+++ DATASET +++

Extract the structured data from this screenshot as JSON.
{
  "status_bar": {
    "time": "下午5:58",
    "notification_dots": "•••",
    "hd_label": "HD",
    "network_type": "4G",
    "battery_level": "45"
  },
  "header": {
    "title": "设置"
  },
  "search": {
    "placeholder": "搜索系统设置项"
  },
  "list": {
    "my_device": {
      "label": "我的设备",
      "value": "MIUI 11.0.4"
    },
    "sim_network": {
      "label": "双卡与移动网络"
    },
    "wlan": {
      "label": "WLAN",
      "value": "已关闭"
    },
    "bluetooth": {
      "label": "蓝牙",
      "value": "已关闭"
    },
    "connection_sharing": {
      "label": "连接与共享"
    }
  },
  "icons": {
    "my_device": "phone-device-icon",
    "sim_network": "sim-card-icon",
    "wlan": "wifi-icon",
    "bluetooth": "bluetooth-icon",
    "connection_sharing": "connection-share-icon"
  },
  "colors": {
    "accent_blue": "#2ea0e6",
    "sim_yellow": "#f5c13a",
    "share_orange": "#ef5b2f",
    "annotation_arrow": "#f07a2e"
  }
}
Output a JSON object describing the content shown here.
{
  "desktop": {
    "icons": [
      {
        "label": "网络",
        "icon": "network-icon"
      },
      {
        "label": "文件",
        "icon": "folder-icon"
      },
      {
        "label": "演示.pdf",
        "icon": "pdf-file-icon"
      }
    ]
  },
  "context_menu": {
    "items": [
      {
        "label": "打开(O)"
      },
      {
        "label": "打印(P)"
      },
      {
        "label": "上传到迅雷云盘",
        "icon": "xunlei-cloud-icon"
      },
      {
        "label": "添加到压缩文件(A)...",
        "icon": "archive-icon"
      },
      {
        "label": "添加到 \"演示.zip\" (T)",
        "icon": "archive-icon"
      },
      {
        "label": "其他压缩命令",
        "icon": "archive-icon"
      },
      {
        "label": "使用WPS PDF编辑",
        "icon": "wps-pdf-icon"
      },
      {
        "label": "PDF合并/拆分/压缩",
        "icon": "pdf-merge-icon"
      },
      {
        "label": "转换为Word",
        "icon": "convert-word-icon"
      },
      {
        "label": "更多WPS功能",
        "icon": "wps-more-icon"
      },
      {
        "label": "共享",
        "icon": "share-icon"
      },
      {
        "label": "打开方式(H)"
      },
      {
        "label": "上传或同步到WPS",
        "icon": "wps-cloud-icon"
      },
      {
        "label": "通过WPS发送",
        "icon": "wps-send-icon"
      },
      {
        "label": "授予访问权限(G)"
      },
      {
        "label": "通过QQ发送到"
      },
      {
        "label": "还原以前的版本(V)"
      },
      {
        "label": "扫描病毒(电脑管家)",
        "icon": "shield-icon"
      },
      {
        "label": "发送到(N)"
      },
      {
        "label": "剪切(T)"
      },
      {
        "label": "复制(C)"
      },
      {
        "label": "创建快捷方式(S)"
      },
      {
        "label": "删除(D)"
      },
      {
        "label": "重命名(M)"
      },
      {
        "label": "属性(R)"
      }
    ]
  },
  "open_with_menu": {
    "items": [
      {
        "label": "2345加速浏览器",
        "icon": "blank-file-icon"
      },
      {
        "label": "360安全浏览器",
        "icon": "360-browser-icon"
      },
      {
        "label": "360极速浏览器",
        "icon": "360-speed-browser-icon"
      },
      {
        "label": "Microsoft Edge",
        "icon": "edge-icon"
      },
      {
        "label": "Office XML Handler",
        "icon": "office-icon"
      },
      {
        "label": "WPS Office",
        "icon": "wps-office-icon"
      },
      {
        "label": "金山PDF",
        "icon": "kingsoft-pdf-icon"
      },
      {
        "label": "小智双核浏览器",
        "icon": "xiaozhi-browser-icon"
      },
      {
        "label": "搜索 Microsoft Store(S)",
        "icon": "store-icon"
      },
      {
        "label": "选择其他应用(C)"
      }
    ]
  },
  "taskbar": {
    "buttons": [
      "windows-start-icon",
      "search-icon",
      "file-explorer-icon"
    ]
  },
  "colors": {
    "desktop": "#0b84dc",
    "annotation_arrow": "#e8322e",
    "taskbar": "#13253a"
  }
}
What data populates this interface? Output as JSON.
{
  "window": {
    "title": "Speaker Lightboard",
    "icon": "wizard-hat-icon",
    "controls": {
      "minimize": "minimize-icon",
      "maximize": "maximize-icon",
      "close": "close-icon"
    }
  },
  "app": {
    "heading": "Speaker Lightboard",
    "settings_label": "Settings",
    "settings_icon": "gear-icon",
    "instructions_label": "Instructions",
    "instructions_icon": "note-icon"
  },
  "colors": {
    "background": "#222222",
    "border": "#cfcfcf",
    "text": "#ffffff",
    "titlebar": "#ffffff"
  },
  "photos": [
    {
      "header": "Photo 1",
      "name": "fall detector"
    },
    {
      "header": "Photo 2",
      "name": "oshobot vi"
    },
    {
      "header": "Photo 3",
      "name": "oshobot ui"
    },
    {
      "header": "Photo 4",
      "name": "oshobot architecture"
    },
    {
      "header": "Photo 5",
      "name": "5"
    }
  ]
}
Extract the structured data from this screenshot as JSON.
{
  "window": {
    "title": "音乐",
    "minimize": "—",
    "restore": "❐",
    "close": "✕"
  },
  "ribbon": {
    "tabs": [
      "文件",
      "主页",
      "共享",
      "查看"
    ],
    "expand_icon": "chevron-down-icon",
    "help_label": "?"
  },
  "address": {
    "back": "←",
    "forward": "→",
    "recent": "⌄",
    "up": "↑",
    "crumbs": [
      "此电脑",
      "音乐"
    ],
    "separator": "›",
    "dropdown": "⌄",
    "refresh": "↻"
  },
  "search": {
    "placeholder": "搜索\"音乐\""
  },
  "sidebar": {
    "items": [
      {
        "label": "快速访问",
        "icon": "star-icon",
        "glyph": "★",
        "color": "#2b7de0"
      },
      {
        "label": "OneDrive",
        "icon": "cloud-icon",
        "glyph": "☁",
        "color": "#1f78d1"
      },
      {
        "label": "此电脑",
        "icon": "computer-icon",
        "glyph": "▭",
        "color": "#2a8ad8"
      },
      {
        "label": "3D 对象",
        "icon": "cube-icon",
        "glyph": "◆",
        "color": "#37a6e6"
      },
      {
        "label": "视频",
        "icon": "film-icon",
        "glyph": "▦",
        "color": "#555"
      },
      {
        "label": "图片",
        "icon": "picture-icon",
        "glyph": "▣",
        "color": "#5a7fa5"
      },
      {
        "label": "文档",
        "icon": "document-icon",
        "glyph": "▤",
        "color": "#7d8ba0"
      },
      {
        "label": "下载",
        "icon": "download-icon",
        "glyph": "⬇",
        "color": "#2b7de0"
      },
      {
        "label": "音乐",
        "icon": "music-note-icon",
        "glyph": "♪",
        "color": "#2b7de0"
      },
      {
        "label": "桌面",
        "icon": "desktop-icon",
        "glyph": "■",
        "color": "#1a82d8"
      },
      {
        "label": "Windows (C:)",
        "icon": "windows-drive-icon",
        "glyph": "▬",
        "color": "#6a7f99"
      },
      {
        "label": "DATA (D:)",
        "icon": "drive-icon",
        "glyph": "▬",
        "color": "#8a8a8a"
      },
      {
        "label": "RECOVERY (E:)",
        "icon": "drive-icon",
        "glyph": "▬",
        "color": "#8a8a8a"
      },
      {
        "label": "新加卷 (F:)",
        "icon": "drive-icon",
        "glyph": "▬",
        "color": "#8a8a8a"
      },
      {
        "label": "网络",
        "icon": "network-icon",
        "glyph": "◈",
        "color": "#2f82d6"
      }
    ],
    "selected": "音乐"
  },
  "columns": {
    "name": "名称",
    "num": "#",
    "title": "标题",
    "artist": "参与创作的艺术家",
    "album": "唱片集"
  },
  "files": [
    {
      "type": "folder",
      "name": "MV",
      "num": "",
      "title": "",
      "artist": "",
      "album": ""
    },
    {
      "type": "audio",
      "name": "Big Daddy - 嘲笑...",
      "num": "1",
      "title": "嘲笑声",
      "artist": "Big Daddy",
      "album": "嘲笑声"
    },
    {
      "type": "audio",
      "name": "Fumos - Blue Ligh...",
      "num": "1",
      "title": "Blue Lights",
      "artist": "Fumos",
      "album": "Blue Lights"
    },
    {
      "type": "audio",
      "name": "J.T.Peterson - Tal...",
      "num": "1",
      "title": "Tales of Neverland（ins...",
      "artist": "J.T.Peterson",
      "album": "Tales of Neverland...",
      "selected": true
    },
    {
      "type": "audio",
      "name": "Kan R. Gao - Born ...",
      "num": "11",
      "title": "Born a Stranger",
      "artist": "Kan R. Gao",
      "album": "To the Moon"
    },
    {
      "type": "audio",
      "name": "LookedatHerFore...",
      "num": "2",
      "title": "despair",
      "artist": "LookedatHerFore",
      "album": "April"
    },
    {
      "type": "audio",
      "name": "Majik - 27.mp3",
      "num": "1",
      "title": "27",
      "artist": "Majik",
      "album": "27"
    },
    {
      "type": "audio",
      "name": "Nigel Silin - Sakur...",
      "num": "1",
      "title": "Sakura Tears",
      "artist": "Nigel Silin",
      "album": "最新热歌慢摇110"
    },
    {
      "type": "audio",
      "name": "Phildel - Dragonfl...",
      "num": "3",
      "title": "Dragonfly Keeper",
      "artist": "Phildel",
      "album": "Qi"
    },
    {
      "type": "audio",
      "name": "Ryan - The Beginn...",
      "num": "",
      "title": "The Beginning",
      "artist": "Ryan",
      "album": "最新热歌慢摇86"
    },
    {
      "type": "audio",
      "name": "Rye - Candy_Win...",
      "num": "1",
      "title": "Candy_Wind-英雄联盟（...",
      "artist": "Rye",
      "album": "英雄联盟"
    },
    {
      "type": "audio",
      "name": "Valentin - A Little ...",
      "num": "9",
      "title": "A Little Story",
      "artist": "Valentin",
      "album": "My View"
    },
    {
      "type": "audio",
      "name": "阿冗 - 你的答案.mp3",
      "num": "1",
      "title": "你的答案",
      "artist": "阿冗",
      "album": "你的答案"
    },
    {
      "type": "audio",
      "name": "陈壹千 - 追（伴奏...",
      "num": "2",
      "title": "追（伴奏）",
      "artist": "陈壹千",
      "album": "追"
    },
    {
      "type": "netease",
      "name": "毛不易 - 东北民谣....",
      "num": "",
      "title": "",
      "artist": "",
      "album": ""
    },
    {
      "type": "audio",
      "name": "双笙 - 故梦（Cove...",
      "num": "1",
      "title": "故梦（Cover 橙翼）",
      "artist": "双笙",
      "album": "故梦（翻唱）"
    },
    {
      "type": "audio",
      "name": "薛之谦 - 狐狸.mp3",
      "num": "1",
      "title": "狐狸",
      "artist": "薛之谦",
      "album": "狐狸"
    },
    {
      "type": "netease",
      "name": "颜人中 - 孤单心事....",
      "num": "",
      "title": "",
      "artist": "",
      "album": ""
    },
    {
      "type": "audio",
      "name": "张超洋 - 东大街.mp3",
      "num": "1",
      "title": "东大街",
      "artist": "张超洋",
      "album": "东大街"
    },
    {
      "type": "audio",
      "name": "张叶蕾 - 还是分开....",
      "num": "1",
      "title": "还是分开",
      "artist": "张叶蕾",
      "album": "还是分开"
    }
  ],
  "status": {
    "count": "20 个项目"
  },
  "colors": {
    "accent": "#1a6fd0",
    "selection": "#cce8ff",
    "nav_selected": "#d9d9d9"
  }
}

+++

_EXERCISE GOAL_
Look above for every line with the word "note" and copy it.

_THE RESULT_
    "instructions_icon": "note-icon"
        "icon": "music-note-icon",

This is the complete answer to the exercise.